### EXERCISE GOAL
Could you restate the whole listing word for word?

### PROVIDED RECORDS
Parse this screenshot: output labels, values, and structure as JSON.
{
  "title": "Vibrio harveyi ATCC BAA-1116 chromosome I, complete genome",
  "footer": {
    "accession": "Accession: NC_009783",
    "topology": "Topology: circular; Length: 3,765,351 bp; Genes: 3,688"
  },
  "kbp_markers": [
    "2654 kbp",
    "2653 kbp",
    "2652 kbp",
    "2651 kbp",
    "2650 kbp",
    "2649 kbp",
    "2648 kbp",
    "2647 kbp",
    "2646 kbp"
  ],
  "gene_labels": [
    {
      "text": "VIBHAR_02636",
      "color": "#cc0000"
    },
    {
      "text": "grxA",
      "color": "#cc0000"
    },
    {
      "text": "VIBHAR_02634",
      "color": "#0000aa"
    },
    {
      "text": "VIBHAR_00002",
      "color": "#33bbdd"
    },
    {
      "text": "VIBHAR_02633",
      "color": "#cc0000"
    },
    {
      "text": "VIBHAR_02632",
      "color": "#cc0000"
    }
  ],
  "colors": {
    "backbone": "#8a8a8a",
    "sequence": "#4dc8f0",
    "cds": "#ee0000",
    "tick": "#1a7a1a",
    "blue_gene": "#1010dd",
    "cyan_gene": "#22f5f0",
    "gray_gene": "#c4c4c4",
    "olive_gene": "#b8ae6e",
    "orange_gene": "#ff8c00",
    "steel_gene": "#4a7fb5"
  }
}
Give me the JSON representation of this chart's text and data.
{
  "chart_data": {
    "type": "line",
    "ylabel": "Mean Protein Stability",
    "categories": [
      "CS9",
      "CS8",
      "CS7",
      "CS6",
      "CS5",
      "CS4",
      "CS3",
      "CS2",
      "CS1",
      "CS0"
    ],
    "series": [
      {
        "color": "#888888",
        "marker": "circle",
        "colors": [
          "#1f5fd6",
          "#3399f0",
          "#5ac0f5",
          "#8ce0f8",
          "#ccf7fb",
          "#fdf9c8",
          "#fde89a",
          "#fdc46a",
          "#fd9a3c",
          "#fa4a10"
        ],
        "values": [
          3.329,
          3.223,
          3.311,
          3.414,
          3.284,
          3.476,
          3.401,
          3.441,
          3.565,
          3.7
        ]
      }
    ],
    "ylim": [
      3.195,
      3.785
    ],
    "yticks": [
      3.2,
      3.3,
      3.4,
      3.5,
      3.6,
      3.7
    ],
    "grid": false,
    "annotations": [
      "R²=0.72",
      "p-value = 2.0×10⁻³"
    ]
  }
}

### ANSWER AREA
Parse this screenshot: output labels, values, and structure as JSON.
{
  "title": "Vibrio harveyi ATCC BAA-1116 chromosome I, complete genome",
  "footer": {
    "accession": "Accession: NC_009783",
    "topology": "Topology: circular; Length: 3,765,351 bp; Genes: 3,688"
  },
  "kbp_markers": [
    "2654 kbp",
    "2653 kbp",
    "2652 kbp",
    "2651 kbp",
    "2650 kbp",
    "2649 kbp",
    "2648 kbp",
    "2647 kbp",
    "2646 kbp"
  ],
  "gene_labels": [
    {
      "text": "VIBHAR_02636",
      "color": "#cc0000"
    },
    {
      "text": "grxA",
      "color": "#cc0000"
    },
    {
      "text": "VIBHAR_02634",
      "color": "#0000aa"
    },
    {
      "text": "VIBHAR_00002",
      "color": "#33bbdd"
    },
    {
      "text": "VIBHAR_02633",
      "color": "#cc0000"
    },
    {
      "text": "VIBHAR_02632",
      "color": "#cc0000"
    }
  ],
  "colors": {
    "backbone": "#8a8a8a",
    "sequence": "#4dc8f0",
    "cds": "#ee0000",
    "tick": "#1a7a1a",
    "blue_gene": "#1010dd",
    "cyan_gene": "#22f5f0",
    "gray_gene": "#c4c4c4",
    "olive_gene": "#b8ae6e",
    "orange_gene": "#ff8c00",
    "steel_gene": "#4a7fb5"
  }
}
Give me the JSON representation of this chart's text and data.
{
  "chart_data": {
    "type": "line",
    "ylabel": "Mean Protein Stability",
    "categories": [
      "CS9",
      "CS8",
      "CS7",
      "CS6",
      "CS5",
      "CS4",
      "CS3",
      "CS2",
      "CS1",
      "CS0"
    ],
    "series": [
      {
        "color": "#888888",
        "marker": "circle",
        "colors": [
          "#1f5fd6",
          "#3399f0",
          "#5ac0f5",
          "#8ce0f8",
          "#ccf7fb",
          "#fdf9c8",
          "#fde89a",
          "#fdc46a",
          "#fd9a3c",
          "#fa4a10"
        ],
        "values": [
          3.329,
          3.223,
          3.311,
          3.414,
          3.284,
          3.476,
          3.401,
          3.441,
          3.565,
          3.7
        ]
      }
    ],
    "ylim": [
      3.195,
      3.785
    ],
    "yticks": [
      3.2,
      3.3,
      3.4,
      3.5,
      3.6,
      3.7
    ],
    "grid": false,
    "annotations": [
      "R²=0.72",
      "p-value = 2.0×10⁻³"
    ]
  }
}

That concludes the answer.